| TASK OBJECTIVE |
Print the listing below exactly.

| Dataset listings of figures |

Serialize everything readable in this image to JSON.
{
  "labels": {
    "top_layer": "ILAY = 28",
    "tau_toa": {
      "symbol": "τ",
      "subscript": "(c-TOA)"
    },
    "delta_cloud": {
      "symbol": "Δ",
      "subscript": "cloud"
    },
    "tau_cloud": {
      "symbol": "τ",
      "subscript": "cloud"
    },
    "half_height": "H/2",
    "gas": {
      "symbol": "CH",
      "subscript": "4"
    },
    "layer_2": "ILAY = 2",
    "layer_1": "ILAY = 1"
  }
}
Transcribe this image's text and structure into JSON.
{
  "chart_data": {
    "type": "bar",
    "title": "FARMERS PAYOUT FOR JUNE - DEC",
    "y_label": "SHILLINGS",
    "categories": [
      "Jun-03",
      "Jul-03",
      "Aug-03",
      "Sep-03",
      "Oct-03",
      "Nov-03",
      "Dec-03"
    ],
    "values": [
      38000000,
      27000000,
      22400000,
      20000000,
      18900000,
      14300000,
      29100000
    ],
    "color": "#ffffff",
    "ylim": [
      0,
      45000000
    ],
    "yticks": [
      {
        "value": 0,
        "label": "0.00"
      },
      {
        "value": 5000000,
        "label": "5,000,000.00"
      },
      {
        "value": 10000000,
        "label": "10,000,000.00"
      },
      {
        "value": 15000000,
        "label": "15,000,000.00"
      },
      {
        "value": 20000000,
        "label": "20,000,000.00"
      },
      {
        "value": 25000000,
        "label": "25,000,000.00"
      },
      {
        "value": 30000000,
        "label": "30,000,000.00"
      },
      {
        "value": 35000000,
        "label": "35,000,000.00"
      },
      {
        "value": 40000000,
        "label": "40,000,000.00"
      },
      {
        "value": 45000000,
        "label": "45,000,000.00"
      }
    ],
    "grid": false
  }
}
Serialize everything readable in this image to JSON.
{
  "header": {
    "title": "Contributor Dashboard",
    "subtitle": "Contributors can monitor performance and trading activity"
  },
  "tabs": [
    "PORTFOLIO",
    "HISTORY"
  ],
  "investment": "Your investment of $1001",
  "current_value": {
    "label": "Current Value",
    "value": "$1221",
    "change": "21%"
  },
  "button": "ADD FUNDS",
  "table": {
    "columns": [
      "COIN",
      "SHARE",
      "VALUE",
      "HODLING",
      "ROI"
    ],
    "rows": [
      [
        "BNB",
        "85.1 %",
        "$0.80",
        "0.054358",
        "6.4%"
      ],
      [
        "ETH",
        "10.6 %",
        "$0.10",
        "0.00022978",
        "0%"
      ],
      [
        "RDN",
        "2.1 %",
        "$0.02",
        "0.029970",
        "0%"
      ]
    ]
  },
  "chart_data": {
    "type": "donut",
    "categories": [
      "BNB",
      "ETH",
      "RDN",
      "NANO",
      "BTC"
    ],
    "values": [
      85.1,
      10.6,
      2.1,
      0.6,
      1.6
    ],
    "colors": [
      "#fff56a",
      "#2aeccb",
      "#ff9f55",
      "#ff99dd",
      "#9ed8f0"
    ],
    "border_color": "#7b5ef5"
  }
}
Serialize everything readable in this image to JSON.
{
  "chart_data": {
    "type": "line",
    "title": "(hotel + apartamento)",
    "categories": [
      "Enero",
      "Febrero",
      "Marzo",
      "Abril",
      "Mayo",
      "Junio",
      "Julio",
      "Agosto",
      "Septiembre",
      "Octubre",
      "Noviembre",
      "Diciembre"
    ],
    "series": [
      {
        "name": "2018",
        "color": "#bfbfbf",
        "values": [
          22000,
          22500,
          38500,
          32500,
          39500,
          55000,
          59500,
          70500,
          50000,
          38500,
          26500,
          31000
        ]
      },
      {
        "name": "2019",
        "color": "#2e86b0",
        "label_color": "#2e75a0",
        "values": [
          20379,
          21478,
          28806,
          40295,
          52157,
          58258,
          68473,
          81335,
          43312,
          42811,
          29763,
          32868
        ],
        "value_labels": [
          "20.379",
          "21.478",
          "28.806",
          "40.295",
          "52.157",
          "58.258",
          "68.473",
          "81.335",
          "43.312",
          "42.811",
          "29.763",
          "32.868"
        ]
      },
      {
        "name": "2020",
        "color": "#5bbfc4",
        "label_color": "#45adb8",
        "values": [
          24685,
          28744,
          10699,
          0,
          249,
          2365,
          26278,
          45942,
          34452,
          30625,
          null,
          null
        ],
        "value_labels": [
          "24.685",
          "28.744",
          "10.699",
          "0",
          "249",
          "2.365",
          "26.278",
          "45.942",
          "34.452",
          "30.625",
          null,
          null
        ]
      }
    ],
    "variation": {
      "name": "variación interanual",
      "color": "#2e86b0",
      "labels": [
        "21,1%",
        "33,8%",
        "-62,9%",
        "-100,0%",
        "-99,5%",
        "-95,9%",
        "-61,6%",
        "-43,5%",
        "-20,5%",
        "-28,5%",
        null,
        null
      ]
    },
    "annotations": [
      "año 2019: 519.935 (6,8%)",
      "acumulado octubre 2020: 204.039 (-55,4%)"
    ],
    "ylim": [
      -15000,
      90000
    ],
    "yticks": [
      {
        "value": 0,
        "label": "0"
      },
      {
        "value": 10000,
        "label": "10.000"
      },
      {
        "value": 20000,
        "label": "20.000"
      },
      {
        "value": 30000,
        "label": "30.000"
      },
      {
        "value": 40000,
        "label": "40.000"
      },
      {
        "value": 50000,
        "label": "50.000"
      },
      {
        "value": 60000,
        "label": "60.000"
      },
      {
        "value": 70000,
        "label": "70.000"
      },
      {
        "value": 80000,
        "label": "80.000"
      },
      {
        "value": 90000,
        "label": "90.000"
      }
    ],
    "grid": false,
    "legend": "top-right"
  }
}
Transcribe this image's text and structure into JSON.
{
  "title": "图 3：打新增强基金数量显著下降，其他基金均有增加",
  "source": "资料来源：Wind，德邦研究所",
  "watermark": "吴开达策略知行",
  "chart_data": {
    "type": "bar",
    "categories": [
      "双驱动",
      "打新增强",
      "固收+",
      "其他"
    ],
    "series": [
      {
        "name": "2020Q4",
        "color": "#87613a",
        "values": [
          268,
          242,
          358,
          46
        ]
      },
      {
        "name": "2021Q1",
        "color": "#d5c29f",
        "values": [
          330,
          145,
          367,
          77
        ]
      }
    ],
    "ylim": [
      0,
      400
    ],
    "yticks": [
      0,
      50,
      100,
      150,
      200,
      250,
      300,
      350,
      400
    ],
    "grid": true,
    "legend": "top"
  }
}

| RESULT OF THE EXERCISE |
Serialize everything readable in this image to JSON.
{
  "labels": {
    "top_layer": "ILAY = 28",
    "tau_toa": {
      "symbol": "τ",
      "subscript": "(c-TOA)"
    },
    "delta_cloud": {
      "symbol": "Δ",
      "subscript": "cloud"
    },
    "tau_cloud": {
      "symbol": "τ",
      "subscript": "cloud"
    },
    "half_height": "H/2",
    "gas": {
      "symbol": "CH",
      "subscript": "4"
    },
    "layer_2": "ILAY = 2",
    "layer_1": "ILAY = 1"
  }
}
Transcribe this image's text and structure into JSON.
{
  "chart_data": {
    "type": "bar",
    "title": "FARMERS PAYOUT FOR JUNE - DEC",
    "y_label": "SHILLINGS",
    "categories": [
      "Jun-03",
      "Jul-03",
      "Aug-03",
      "Sep-03",
      "Oct-03",
      "Nov-03",
      "Dec-03"
    ],
    "values": [
      38000000,
      27000000,
      22400000,
      20000000,
      18900000,
      14300000,
      29100000
    ],
    "color": "#ffffff",
    "ylim": [
      0,
      45000000
    ],
    "yticks": [
      {
        "value": 0,
        "label": "0.00"
      },
      {
        "value": 5000000,
        "label": "5,000,000.00"
      },
      {
        "value": 10000000,
        "label": "10,000,000.00"
      },
      {
        "value": 15000000,
        "label": "15,000,000.00"
      },
      {
        "value": 20000000,
        "label": "20,000,000.00"
      },
      {
        "value": 25000000,
        "label": "25,000,000.00"
      },
      {
        "value": 30000000,
        "label": "30,000,000.00"
      },
      {
        "value": 35000000,
        "label": "35,000,000.00"
      },
      {
        "value": 40000000,
        "label": "40,000,000.00"
      },
      {
        "value": 45000000,
        "label": "45,000,000.00"
      }
    ],
    "grid": false
  }
}
Serialize everything readable in this image to JSON.
{
  "header": {
    "title": "Contributor Dashboard",
    "subtitle": "Contributors can monitor performance and trading activity"
  },
  "tabs": [
    "PORTFOLIO",
    "HISTORY"
  ],
  "investment": "Your investment of $1001",
  "current_value": {
    "label": "Current Value",
    "value": "$1221",
    "change": "21%"
  },
  "button": "ADD FUNDS",
  "table": {
    "columns": [
      "COIN",
      "SHARE",
      "VALUE",
      "HODLING",
      "ROI"
    ],
    "rows": [
      [
        "BNB",
        "85.1 %",
        "$0.80",
        "0.054358",
        "6.4%"
      ],
      [
        "ETH",
        "10.6 %",
        "$0.10",
        "0.00022978",
        "0%"
      ],
      [
        "RDN",
        "2.1 %",
        "$0.02",
        "0.029970",
        "0%"
      ]
    ]
  },
  "chart_data": {
    "type": "donut",
    "categories": [
      "BNB",
      "ETH",
      "RDN",
      "NANO",
      "BTC"
    ],
    "values": [
      85.1,
      10.6,
      2.1,
      0.6,
      1.6
    ],
    "colors": [
      "#fff56a",
      "#2aeccb",
      "#ff9f55",
      "#ff99dd",
      "#9ed8f0"
    ],
    "border_color": "#7b5ef5"
  }
}
Serialize everything readable in this image to JSON.
{
  "chart_data": {
    "type": "line",
    "title": "(hotel + apartamento)",
    "categories": [
      "Enero",
      "Febrero",
      "Marzo",
      "Abril",
      "Mayo",
      "Junio",
      "Julio",
      "Agosto",
      "Septiembre",
      "Octubre",
      "Noviembre",
      "Diciembre"
    ],
    "series": [
      {
        "name": "2018",
        "color": "#bfbfbf",
        "values": [
          22000,
          22500,
          38500,
          32500,
          39500,
          55000,
          59500,
          70500,
          50000,
          38500,
          26500,
          31000
        ]
      },
      {
        "name": "2019",
        "color": "#2e86b0",
        "label_color": "#2e75a0",
        "values": [
          20379,
          21478,
          28806,
          40295,
          52157,
          58258,
          68473,
          81335,
          43312,
          42811,
          29763,
          32868
        ],
        "value_labels": [
          "20.379",
          "21.478",
          "28.806",
          "40.295",
          "52.157",
          "58.258",
          "68.473",
          "81.335",
          "43.312",
          "42.811",
          "29.763",
          "32.868"
        ]
      },
      {
        "name": "2020",
        "color": "#5bbfc4",
        "label_color": "#45adb8",
        "values": [
          24685,
          28744,
          10699,
          0,
          249,
          2365,
          26278,
          45942,
          34452,
          30625,
          null,
          null
        ],
        "value_labels": [
          "24.685",
          "28.744",
          "10.699",
          "0",
          "249",
          "2.365",
          "26.278",
          "45.942",
          "34.452",
          "30.625",
          null,
          null
        ]
      }
    ],
    "variation": {
      "name": "variación interanual",
      "color": "#2e86b0",
      "labels": [
        "21,1%",
        "33,8%",
        "-62,9%",
        "-100,0%",
        "-99,5%",
        "-95,9%",
        "-61,6%",
        "-43,5%",
        "-20,5%",
        "-28,5%",
        null,
        null
      ]
    },
    "annotations": [
      "año 2019: 519.935 (6,8%)",
      "acumulado octubre 2020: 204.039 (-55,4%)"
    ],
    "ylim": [
      -15000,
      90000
    ],
    "yticks": [
      {
        "value": 0,
        "label": "0"
      },
      {
        "value": 10000,
        "label": "10.000"
      },
      {
        "value": 20000,
        "label": "20.000"
      },
      {
        "value": 30000,
        "label": "30.000"
      },
      {
        "value": 40000,
        "label": "40.000"
      },
      {
        "value": 50000,
        "label": "50.000"
      },
      {
        "value": 60000,
        "label": "60.000"
      },
      {
        "value": 70000,
        "label": "70.000"
      },
      {
        "value": 80000,
        "label": "80.000"
      },
      {
        "value": 90000,
        "label": "90.000"
      }
    ],
    "grid": false,
    "legend": "top-right"
  }
}
Transcribe this image's text and structure into JSON.
{
  "title": "图 3：打新增强基金数量显著下降，其他基金均有增加",
  "source": "资料来源：Wind，德邦研究所",
  "watermark": "吴开达策略知行",
  "chart_data": {
    "type": "bar",
    "categories": [
      "双驱动",
      "打新增强",
      "固收+",
      "其他"
    ],
    "series": [
      {
        "name": "2020Q4",
        "color": "#87613a",
        "values": [
          268,
          242,
          358,
          46
        ]
      },
      {
        "name": "2021Q1",
        "color": "#d5c29f",
        "values": [
          330,
          145,
          367,
          77
        ]
      }
    ],
    "ylim": [
      0,
      400
    ],
    "yticks": [
      0,
      50,
      100,
      150,
      200,
      250,
      300,
      350,
      400
    ],
    "grid": true,
    "legend": "top"
  }
}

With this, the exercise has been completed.